• **To do**
Copy all of the material below exactly.

>> begin Records for this exercise

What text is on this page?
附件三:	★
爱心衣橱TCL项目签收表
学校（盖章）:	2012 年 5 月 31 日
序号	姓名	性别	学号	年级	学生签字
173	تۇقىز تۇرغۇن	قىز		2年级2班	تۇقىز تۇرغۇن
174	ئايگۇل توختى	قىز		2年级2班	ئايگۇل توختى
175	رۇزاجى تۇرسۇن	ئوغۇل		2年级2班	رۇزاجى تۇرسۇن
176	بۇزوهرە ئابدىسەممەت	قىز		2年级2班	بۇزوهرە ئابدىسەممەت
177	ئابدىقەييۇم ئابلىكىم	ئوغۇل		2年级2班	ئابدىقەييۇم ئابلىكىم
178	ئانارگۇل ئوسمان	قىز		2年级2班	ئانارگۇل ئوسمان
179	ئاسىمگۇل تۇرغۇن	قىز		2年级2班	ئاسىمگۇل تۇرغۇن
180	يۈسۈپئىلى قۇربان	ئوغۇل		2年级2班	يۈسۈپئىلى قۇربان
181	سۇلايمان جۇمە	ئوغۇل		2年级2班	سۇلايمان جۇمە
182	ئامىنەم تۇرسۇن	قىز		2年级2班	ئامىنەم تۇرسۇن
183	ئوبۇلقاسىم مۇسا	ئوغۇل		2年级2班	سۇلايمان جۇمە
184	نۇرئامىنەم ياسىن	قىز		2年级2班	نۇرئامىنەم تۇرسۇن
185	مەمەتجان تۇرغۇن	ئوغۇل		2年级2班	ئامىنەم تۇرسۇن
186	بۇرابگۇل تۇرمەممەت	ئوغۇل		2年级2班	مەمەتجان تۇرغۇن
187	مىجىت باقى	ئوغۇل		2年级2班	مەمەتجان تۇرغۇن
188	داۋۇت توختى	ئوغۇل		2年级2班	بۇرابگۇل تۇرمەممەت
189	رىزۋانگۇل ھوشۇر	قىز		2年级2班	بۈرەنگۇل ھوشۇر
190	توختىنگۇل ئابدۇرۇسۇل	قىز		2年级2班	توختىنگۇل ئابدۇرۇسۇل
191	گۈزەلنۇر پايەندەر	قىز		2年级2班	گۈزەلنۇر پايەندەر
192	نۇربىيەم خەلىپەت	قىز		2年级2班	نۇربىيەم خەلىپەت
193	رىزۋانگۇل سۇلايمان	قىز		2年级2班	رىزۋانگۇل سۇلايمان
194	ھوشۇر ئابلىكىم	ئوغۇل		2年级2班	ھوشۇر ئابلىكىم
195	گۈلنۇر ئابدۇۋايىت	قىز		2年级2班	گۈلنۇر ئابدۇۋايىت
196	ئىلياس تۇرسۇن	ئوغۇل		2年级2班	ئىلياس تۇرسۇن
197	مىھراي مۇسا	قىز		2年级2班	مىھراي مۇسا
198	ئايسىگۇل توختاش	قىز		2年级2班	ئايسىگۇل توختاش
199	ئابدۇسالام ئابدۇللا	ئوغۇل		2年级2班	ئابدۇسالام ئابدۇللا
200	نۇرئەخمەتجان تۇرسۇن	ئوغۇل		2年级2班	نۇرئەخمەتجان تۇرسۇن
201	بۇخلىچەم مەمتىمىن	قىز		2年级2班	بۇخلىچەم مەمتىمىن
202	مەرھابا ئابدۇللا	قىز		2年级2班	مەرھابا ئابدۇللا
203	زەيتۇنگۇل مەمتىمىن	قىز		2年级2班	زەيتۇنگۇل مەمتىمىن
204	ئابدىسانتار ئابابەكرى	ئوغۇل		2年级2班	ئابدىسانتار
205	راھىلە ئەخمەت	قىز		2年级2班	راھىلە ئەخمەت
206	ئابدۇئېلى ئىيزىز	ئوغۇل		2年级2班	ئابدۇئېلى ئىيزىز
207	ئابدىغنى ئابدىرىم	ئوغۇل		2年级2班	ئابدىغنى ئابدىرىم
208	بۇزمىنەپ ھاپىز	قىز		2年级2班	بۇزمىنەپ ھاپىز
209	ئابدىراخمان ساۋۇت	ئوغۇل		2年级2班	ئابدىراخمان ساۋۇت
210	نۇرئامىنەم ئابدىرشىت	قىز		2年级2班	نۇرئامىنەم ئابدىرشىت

>> end Records for this exercise

• **Written reply**
What text is on this page?
附件三:	★
爱心衣橱TCL项目签收表
学校（盖章）:	2012 年 5 月 31 日
序号	姓名	性别	学号	年级	学生签字
173	تۇقىز تۇرغۇن	قىز		2年级2班	تۇقىز تۇرغۇن
174	ئايگۇل توختى	قىز		2年级2班	ئايگۇل توختى
175	رۇزاجى تۇرسۇن	ئوغۇل		2年级2班	رۇزاجى تۇرسۇن
176	بۇزوهرە ئابدىسەممەت	قىز		2年级2班	بۇزوهرە ئابدىسەممەت
177	ئابدىقەييۇم ئابلىكىم	ئوغۇل		2年级2班	ئابدىقەييۇم ئابلىكىم
178	ئانارگۇل ئوسمان	قىز		2年级2班	ئانارگۇل ئوسمان
179	ئاسىمگۇل تۇرغۇن	قىز		2年级2班	ئاسىمگۇل تۇرغۇن
180	يۈسۈپئىلى قۇربان	ئوغۇل		2年级2班	يۈسۈپئىلى قۇربان
181	سۇلايمان جۇمە	ئوغۇل		2年级2班	سۇلايمان جۇمە
182	ئامىنەم تۇرسۇن	قىز		2年级2班	ئامىنەم تۇرسۇن
183	ئوبۇلقاسىم مۇسا	ئوغۇل		2年级2班	سۇلايمان جۇمە
184	نۇرئامىنەم ياسىن	قىز		2年级2班	نۇرئامىنەم تۇرسۇن
185	مەمەتجان تۇرغۇن	ئوغۇل		2年级2班	ئامىنەم تۇرسۇن
186	بۇرابگۇل تۇرمەممەت	ئوغۇل		2年级2班	مەمەتجان تۇرغۇن
187	مىجىت باقى	ئوغۇل		2年级2班	مەمەتجان تۇرغۇن
188	داۋۇت توختى	ئوغۇل		2年级2班	بۇرابگۇل تۇرمەممەت
189	رىزۋانگۇل ھوشۇر	قىز		2年级2班	بۈرەنگۇل ھوشۇر
190	توختىنگۇل ئابدۇرۇسۇل	قىز		2年级2班	توختىنگۇل ئابدۇرۇسۇل
191	گۈزەلنۇر پايەندەر	قىز		2年级2班	گۈزەلنۇر پايەندەر
192	نۇربىيەم خەلىپەت	قىز		2年级2班	نۇربىيەم خەلىپەت
193	رىزۋانگۇل سۇلايمان	قىز		2年级2班	رىزۋانگۇل سۇلايمان
194	ھوشۇر ئابلىكىم	ئوغۇل		2年级2班	ھوشۇر ئابلىكىم
195	گۈلنۇر ئابدۇۋايىت	قىز		2年级2班	گۈلنۇر ئابدۇۋايىت
196	ئىلياس تۇرسۇن	ئوغۇل		2年级2班	ئىلياس تۇرسۇن
197	مىھراي مۇسا	قىز		2年级2班	مىھراي مۇسا
198	ئايسىگۇل توختاش	قىز		2年级2班	ئايسىگۇل توختاش
199	ئابدۇسالام ئابدۇللا	ئوغۇل		2年级2班	ئابدۇسالام ئابدۇللا
200	نۇرئەخمەتجان تۇرسۇن	ئوغۇل		2年级2班	نۇرئەخمەتجان تۇرسۇن
201	بۇخلىچەم مەمتىمىن	قىز		2年级2班	بۇخلىچەم مەمتىمىن
202	مەرھابا ئابدۇللا	قىز		2年级2班	مەرھابا ئابدۇللا
203	زەيتۇنگۇل مەمتىمىن	قىز		2年级2班	زەيتۇنگۇل مەمتىمىن
204	ئابدىسانتار ئابابەكرى	ئوغۇل		2年级2班	ئابدىسانتار
205	راھىلە ئەخمەت	قىز		2年级2班	راھىلە ئەخمەت
206	ئابدۇئېلى ئىيزىز	ئوغۇل		2年级2班	ئابدۇئېلى ئىيزىز
207	ئابدىغنى ئابدىرىم	ئوغۇل		2年级2班	ئابدىغنى ئابدىرىم
208	بۇزمىنەپ ھاپىز	قىز		2年级2班	بۇزمىنەپ ھاپىز
209	ئابدىراخمان ساۋۇت	ئوغۇل		2年级2班	ئابدىراخمان ساۋۇت
210	نۇرئامىنەم ئابدىرشىت	قىز		2年级2班	نۇرئامىنەم ئابدىرشىت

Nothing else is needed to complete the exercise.